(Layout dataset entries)

----

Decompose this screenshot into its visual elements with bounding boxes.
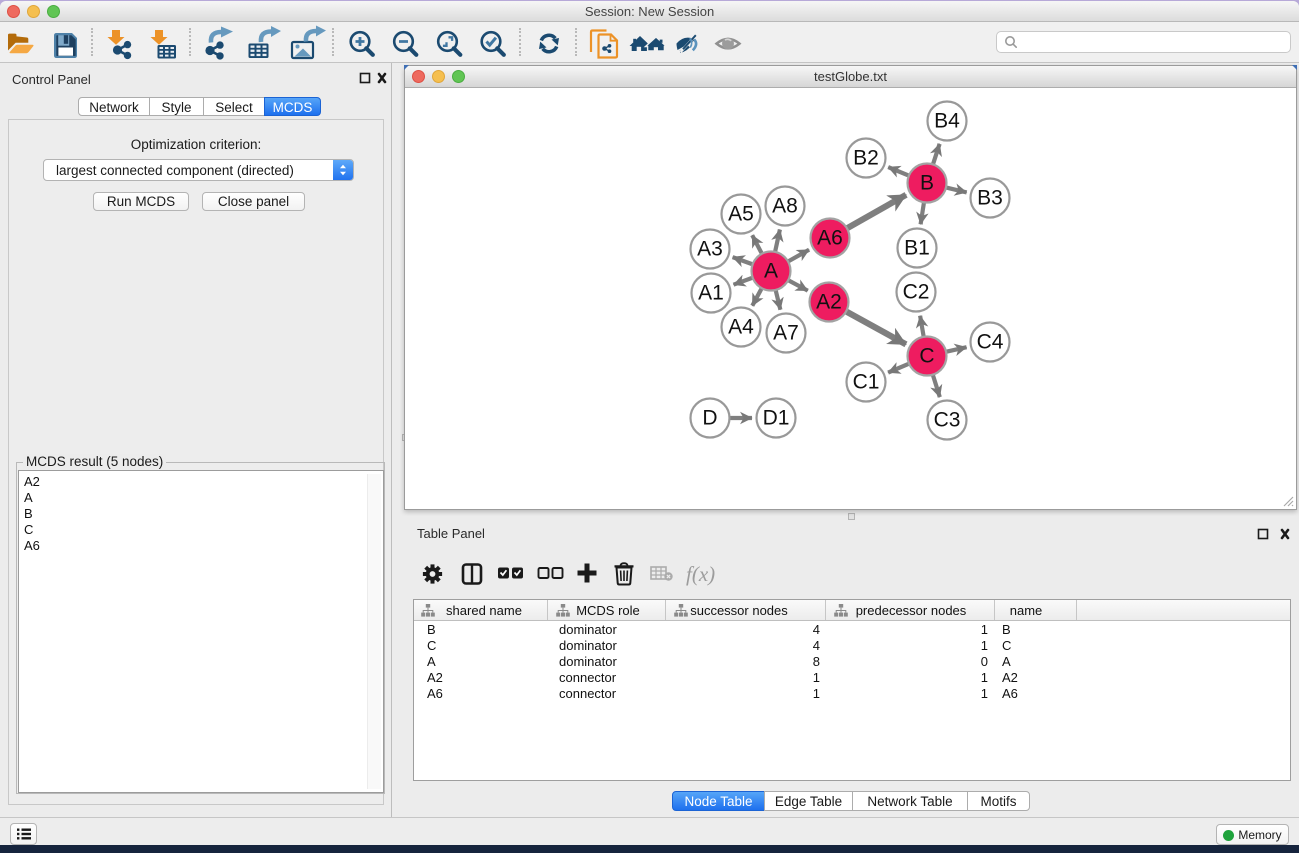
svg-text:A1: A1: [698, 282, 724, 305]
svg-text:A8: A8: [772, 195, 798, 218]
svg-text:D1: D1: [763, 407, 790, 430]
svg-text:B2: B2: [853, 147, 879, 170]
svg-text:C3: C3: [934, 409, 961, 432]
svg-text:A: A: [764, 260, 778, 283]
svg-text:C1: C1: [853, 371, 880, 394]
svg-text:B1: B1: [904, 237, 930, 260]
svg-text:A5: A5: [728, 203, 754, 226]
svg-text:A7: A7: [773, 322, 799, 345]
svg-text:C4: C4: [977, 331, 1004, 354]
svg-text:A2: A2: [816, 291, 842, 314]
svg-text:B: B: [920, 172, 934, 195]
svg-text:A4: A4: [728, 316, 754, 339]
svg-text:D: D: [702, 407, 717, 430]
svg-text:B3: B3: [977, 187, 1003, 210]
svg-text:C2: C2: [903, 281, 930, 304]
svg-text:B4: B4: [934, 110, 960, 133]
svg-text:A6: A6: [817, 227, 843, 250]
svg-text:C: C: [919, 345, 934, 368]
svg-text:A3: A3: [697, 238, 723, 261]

----

Quote every line of the items above word for word, leaving out the pictures.

TASK RESULT:
Decompose this screenshot into its visual elements with bounding boxes.
svg-text:A1: A1: [698, 282, 724, 305]
svg-text:A8: A8: [772, 195, 798, 218]
svg-text:D1: D1: [763, 407, 790, 430]
svg-text:B2: B2: [853, 147, 879, 170]
svg-text:C3: C3: [934, 409, 961, 432]
svg-text:A: A: [764, 260, 778, 283]
svg-text:C1: C1: [853, 371, 880, 394]
svg-text:B1: B1: [904, 237, 930, 260]
svg-text:A5: A5: [728, 203, 754, 226]
svg-text:A7: A7: [773, 322, 799, 345]
svg-text:C4: C4: [977, 331, 1004, 354]
svg-text:A2: A2: [816, 291, 842, 314]
svg-text:B: B: [920, 172, 934, 195]
svg-text:A4: A4: [728, 316, 754, 339]
svg-text:D: D: [702, 407, 717, 430]
svg-text:B3: B3: [977, 187, 1003, 210]
svg-text:C2: C2: [903, 281, 930, 304]
svg-text:B4: B4: [934, 110, 960, 133]
svg-text:A6: A6: [817, 227, 843, 250]
svg-text:C: C: [919, 345, 934, 368]
svg-text:A3: A3: [697, 238, 723, 261]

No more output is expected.